● Goal of the exercise
Please restate the following records word for word.

---------- Data supplied ----------

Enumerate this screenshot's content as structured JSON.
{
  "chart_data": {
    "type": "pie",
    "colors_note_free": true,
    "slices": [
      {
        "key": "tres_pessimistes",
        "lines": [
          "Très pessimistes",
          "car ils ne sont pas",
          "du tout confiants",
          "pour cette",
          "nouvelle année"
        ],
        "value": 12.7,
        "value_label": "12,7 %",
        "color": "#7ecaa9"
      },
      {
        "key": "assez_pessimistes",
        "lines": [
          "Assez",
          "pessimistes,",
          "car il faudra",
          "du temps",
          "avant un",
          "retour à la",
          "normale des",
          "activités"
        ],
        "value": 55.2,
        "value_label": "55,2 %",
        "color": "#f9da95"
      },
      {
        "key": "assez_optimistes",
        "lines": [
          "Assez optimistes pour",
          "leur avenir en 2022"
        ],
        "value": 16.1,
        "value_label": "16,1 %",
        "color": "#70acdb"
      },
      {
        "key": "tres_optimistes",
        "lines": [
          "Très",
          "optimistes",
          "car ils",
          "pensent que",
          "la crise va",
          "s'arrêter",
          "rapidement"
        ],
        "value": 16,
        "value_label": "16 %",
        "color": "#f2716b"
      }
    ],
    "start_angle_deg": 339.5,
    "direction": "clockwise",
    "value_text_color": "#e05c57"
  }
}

----------

● Written solution
Enumerate this screenshot's content as structured JSON.
{
  "chart_data": {
    "type": "pie",
    "colors_note_free": true,
    "slices": [
      {
        "key": "tres_pessimistes",
        "lines": [
          "Très pessimistes",
          "car ils ne sont pas",
          "du tout confiants",
          "pour cette",
          "nouvelle année"
        ],
        "value": 12.7,
        "value_label": "12,7 %",
        "color": "#7ecaa9"
      },
      {
        "key": "assez_pessimistes",
        "lines": [
          "Assez",
          "pessimistes,",
          "car il faudra",
          "du temps",
          "avant un",
          "retour à la",
          "normale des",
          "activités"
        ],
        "value": 55.2,
        "value_label": "55,2 %",
        "color": "#f9da95"
      },
      {
        "key": "assez_optimistes",
        "lines": [
          "Assez optimistes pour",
          "leur avenir en 2022"
        ],
        "value": 16.1,
        "value_label": "16,1 %",
        "color": "#70acdb"
      },
      {
        "key": "tres_optimistes",
        "lines": [
          "Très",
          "optimistes",
          "car ils",
          "pensent que",
          "la crise va",
          "s'arrêter",
          "rapidement"
        ],
        "value": 16,
        "value_label": "16 %",
        "color": "#f2716b"
      }
    ],
    "start_angle_deg": 339.5,
    "direction": "clockwise",
    "value_text_color": "#e05c57"
  }
}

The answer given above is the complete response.